Data provided –
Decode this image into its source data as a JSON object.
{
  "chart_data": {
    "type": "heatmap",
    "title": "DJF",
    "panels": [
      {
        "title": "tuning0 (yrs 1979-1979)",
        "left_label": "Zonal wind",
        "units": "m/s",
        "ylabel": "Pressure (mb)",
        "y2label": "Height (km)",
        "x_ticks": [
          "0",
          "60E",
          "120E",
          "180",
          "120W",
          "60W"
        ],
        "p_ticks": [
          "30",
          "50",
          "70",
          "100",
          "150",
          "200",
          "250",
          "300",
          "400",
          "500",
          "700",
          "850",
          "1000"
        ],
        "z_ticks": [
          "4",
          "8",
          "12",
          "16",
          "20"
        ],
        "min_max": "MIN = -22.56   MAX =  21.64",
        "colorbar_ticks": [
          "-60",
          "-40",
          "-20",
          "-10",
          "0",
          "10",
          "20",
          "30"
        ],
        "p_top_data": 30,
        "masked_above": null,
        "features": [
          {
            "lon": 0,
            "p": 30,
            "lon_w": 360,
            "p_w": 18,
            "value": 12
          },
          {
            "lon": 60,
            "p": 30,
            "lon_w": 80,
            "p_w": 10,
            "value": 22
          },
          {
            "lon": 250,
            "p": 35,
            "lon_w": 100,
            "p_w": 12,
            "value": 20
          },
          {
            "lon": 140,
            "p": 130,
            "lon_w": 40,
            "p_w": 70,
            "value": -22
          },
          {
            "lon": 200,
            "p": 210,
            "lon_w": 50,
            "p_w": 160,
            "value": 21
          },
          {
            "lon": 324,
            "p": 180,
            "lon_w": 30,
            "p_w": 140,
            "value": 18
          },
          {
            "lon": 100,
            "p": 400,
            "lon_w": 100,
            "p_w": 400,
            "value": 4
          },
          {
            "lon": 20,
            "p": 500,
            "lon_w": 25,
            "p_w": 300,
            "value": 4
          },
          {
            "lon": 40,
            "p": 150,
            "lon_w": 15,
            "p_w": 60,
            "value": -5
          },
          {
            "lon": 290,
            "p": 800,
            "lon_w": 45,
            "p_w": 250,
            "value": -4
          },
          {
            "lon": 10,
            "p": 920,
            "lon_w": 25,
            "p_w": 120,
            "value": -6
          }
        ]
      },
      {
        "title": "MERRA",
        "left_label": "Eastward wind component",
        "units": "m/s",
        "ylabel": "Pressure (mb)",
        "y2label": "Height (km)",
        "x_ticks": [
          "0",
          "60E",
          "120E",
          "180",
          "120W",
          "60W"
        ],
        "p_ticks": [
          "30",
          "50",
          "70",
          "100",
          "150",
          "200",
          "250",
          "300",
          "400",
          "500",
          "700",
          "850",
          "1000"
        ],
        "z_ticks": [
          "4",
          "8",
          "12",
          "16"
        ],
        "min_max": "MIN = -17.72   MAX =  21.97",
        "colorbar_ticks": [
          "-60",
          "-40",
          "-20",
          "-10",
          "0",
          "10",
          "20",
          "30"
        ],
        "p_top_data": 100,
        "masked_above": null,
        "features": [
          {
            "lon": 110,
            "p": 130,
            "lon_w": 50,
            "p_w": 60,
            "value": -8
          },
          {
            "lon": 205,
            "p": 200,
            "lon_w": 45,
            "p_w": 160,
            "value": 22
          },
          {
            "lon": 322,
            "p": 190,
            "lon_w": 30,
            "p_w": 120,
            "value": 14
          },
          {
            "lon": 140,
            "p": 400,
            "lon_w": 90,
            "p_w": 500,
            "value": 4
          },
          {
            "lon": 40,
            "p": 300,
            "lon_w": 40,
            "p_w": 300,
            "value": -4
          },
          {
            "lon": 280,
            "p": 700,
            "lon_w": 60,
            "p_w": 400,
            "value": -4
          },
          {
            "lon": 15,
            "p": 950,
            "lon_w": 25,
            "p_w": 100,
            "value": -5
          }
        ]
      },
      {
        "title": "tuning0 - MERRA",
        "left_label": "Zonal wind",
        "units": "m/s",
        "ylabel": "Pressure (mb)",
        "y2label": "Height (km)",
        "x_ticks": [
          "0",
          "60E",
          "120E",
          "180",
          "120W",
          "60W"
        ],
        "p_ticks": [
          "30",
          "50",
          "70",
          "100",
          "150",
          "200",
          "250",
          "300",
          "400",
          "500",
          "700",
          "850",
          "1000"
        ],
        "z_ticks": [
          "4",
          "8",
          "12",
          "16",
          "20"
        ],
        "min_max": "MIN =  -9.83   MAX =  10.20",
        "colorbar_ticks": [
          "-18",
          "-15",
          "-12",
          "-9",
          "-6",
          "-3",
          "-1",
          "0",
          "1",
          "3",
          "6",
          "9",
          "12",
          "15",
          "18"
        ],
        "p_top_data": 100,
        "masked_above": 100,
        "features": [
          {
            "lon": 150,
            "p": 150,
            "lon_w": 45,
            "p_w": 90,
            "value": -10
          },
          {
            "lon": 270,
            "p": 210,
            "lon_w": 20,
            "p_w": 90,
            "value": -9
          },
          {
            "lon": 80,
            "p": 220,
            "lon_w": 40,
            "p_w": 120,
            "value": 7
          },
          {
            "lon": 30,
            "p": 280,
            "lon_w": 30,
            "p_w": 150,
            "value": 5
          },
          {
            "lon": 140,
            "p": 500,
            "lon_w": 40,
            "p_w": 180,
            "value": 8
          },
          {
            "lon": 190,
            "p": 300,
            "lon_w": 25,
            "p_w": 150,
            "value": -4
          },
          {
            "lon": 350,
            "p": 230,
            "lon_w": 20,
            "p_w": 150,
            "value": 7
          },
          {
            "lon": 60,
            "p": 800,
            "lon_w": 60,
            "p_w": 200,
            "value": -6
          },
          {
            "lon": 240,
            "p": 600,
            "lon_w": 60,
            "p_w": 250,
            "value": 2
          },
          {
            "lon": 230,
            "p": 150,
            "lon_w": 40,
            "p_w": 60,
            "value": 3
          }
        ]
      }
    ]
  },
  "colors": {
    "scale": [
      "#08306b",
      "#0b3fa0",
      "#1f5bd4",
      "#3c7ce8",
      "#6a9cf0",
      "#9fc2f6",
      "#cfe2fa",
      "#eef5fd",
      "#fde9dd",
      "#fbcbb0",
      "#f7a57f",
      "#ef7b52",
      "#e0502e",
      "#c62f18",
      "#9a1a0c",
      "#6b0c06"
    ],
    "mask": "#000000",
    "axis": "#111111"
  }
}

Exercise instructions –
Find the lines holding "title" and list every one.

The solution –
    "title": "DJF",
        "title": "tuning0 (yrs 1979-1979)",
        "title": "MERRA",
        "title": "tuning0 - MERRA",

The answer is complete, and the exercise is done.